POSTAWIONE ZADANIE 1
Ile parków ma według tekstu o zabudowie pól w Swarzędzu to trzydziestotysięczne miasto?
POSTAWIONE ZADANIE 2
Proszę przepisać z tekstu o zabudowie pól w Swarzędzu fragment od „To dobrze, że” aż do „(zatłoczone zresztą) miejsce?” włącznie.

DOSTARCZONY TEKST
------------------------------------------------------------------------

[S] Idzie nowe

Gdy 10 lat temu zamieszkałem w Swarzędzu, czasem wybierałem się na spacery na pobliskie pola. Wąską miedzą wzdłuż rowu z wodą można było obejść Nową Wieś od południa, przechodząc od ulicy Planetarnej do lasu. 5 lat temu rozpocząłem przygodę z fotografią i wiele popołudni oraz weekendowych poranków spędzałem na bieganiu po tych jeszcze w miarę "dzikich" terenach. Niestety, to już koniec.

Podczas ostatniego porannego spaceru udokumentowałem zachodzące w okolicy zmiany. Ulica Planetarna została przedłużona i służy mieszkańcom m.in. nowego osiedla "Swarzędz Południe". Pola zostały w dużej mierze wykupione i na nich również kwitnie zabudowa mieszkaniowa. Podobnie jest w Zalasewie i w pobliżu ulicy Transportowej. Jeszcze kilku właścicieli użytków rolnych pozostało, ale pewnie niedługo i oni skapitulują:

Przysłona: f/3,2, Czas: 0.01 sec, Korekcja: 0.33 EV

To dobrze, że miasto się rozwija, nie zrozumcie mnie źle. Tylko że od lat mam wrażenie, że jest to rozwój robiony bez głowy (bo nie śmiem podejrzewać finansowych machlojek z udziałem władz miasta i deweloperów). Nic nie wskazuje na myślenie o życiu nowych mieszkańców. Powstają wyłącznie nowe osiedla i markety - a gdzie parki? Gdzie jakieś tereny zielone? Gdzie alejki, gdzie jakiekolwiek miejsca do spędzania wolnego czasu? W całym trzydziestotysięcznym mieście nie ma ANI JEDNEGO parku. Władze szczycą się ścieżką rowerową wokół Jeziora Swarzędzkiego i nowym skateparkiem - zgoda, ścieżka jest ładna. Ale ile razy można iść na spacer w to samo (zatłoczone zresztą) miejsce?

------------------------------------------------------------------------

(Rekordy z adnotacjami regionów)
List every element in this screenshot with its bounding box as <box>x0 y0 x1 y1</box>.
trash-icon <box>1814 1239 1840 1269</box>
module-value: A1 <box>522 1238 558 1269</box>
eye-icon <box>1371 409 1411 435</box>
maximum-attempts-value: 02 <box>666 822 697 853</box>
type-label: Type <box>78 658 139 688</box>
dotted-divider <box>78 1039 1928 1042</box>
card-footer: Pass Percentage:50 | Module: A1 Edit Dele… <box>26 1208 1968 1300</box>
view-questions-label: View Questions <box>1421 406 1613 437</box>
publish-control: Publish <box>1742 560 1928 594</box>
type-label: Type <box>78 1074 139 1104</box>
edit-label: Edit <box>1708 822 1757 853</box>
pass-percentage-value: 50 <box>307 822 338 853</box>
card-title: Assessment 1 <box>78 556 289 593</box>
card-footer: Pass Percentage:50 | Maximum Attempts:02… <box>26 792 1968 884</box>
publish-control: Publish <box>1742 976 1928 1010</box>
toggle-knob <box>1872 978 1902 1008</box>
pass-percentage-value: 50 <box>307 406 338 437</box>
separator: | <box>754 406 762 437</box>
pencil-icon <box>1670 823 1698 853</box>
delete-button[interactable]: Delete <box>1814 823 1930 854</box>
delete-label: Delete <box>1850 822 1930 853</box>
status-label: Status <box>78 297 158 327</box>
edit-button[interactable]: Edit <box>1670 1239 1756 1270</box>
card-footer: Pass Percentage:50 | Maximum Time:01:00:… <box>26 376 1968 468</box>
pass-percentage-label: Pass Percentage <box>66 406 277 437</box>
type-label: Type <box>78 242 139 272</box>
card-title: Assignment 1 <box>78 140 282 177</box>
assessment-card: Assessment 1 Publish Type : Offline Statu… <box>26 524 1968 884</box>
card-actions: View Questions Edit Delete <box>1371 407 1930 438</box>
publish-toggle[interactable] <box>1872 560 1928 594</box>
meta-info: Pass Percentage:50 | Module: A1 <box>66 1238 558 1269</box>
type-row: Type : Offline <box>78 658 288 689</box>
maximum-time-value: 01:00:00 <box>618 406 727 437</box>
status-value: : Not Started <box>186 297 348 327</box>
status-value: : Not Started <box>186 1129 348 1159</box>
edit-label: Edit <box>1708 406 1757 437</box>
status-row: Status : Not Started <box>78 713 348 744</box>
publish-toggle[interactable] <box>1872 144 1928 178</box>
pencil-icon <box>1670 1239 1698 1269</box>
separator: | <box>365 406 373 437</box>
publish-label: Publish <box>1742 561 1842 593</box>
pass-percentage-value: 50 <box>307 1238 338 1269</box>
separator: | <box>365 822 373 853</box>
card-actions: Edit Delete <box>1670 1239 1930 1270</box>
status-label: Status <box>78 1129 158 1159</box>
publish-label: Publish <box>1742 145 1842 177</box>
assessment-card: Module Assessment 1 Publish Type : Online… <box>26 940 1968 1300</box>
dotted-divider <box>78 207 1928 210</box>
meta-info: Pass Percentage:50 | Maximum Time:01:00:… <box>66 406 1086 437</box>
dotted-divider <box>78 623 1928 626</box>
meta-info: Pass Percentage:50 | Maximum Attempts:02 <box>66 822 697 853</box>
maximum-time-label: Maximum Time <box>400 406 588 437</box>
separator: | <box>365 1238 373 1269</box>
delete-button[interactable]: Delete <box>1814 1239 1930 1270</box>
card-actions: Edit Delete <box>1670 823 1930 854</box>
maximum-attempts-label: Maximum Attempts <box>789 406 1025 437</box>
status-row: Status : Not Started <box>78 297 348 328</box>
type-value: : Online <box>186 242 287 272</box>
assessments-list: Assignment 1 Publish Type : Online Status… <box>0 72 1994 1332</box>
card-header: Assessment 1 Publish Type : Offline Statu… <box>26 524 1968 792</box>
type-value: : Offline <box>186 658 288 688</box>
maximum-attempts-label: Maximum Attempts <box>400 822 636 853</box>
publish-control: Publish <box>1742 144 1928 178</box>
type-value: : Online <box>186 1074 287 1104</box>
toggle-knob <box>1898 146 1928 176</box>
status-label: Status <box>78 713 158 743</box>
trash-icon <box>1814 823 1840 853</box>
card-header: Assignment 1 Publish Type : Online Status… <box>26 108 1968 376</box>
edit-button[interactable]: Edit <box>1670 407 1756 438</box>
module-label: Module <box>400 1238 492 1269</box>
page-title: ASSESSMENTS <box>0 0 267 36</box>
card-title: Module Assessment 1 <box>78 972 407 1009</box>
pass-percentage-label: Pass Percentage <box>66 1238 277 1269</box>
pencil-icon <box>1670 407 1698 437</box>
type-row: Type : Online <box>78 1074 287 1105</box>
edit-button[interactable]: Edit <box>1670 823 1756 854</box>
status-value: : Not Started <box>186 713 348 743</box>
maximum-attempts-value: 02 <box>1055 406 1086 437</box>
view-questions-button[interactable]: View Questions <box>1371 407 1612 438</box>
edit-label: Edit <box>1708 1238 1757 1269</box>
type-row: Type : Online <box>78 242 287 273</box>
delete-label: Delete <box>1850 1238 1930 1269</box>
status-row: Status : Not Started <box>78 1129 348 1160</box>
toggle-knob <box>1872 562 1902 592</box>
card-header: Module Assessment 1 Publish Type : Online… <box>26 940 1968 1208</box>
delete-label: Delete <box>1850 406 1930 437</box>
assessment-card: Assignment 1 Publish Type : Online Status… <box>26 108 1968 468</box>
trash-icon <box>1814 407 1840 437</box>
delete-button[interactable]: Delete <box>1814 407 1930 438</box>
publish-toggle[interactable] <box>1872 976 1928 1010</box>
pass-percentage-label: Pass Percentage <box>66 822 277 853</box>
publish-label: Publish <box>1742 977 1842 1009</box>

------------------------------------------------------------------------

OCZEKIWANA ODPOWIEDŹ 1
Ani jednego.

OCZEKIWANA ODPOWIEDŹ 2
To dobrze, że miasto się rozwija, nie zrozumcie mnie źle. Tylko że od lat mam wrażenie, że jest to rozwój robiony bez głowy (bo nie śmiem podejrzewać finansowych machlojek z udziałem władz miasta i deweloperów). Nic nie wskazuje na myślenie o życiu nowych mieszkańców. Powstają wyłącznie nowe osiedla i markety - a gdzie parki? Gdzie jakieś tereny zielone? Gdzie alejki, gdzie jakiekolwiek miejsca do spędzania wolnego czasu? W całym trzydziestotysięcznym mieście nie ma ANI JEDNEGO parku. Władze szczycą się ścieżką rowerową wokół Jeziora Swarzędzkiego i nowym skateparkiem - zgoda, ścieżka jest ładna. Ale ile razy można iść na spacer w to samo (zatłoczone zresztą) miejsce?